DESCRIPTION OF THE TASK:
Each entry below should be written out exactly as it is, with no pictures.

DATA EXTRACT:

========================================

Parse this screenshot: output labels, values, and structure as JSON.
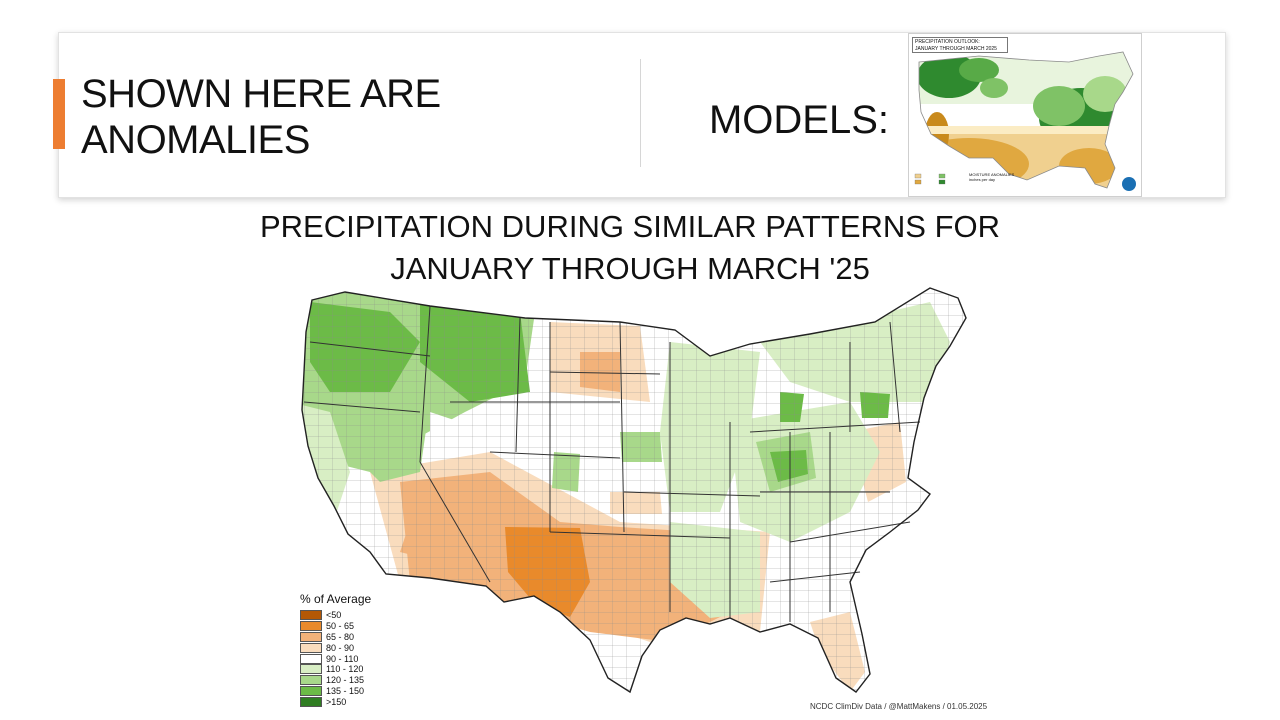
{
  "header": {
    "left_title_line1": "SHOWN HERE ARE",
    "left_title_line2": "ANOMALIES",
    "right_label": "MODELS:"
  },
  "inset_map": {
    "title_line1": "PRECIPITATION OUTLOOK:",
    "title_line2": "JANUARY THROUGH MARCH 2025",
    "legend_title_line1": "MOISTURE ANOMALIES",
    "legend_title_line2": "inches per day"
  },
  "map": {
    "title_line1": "PRECIPITATION DURING SIMILAR PATTERNS FOR",
    "title_line2": "JANUARY THROUGH MARCH '25",
    "credit": "NCDC ClimDiv Data / @MattMakens / 01.05.2025"
  },
  "legend": {
    "title": "% of Average",
    "items": [
      {
        "label": "<50",
        "color": "#b35806"
      },
      {
        "label": "50 - 65",
        "color": "#e98a2b"
      },
      {
        "label": "65 - 80",
        "color": "#f2b27a"
      },
      {
        "label": "80 - 90",
        "color": "#f9dcbd"
      },
      {
        "label": "90 - 110",
        "color": "#ffffff"
      },
      {
        "label": "110 - 120",
        "color": "#d8eec4"
      },
      {
        "label": "120 - 135",
        "color": "#a8d88a"
      },
      {
        "label": "135 - 150",
        "color": "#6cbb47"
      },
      {
        "label": ">150",
        "color": "#2f7d22"
      }
    ]
  },
  "colors": {
    "accent": "#ed7d31"
  }
}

========================================

SOLUTION TO THE EXERCISE:
Parse this screenshot: output labels, values, and structure as JSON.
{
  "header": {
    "left_title_line1": "SHOWN HERE ARE",
    "left_title_line2": "ANOMALIES",
    "right_label": "MODELS:"
  },
  "inset_map": {
    "title_line1": "PRECIPITATION OUTLOOK:",
    "title_line2": "JANUARY THROUGH MARCH 2025",
    "legend_title_line1": "MOISTURE ANOMALIES",
    "legend_title_line2": "inches per day"
  },
  "map": {
    "title_line1": "PRECIPITATION DURING SIMILAR PATTERNS FOR",
    "title_line2": "JANUARY THROUGH MARCH '25",
    "credit": "NCDC ClimDiv Data / @MattMakens / 01.05.2025"
  },
  "legend": {
    "title": "% of Average",
    "items": [
      {
        "label": "<50",
        "color": "#b35806"
      },
      {
        "label": "50 - 65",
        "color": "#e98a2b"
      },
      {
        "label": "65 - 80",
        "color": "#f2b27a"
      },
      {
        "label": "80 - 90",
        "color": "#f9dcbd"
      },
      {
        "label": "90 - 110",
        "color": "#ffffff"
      },
      {
        "label": "110 - 120",
        "color": "#d8eec4"
      },
      {
        "label": "120 - 135",
        "color": "#a8d88a"
      },
      {
        "label": "135 - 150",
        "color": "#6cbb47"
      },
      {
        "label": ">150",
        "color": "#2f7d22"
      }
    ]
  },
  "colors": {
    "accent": "#ed7d31"
  }
}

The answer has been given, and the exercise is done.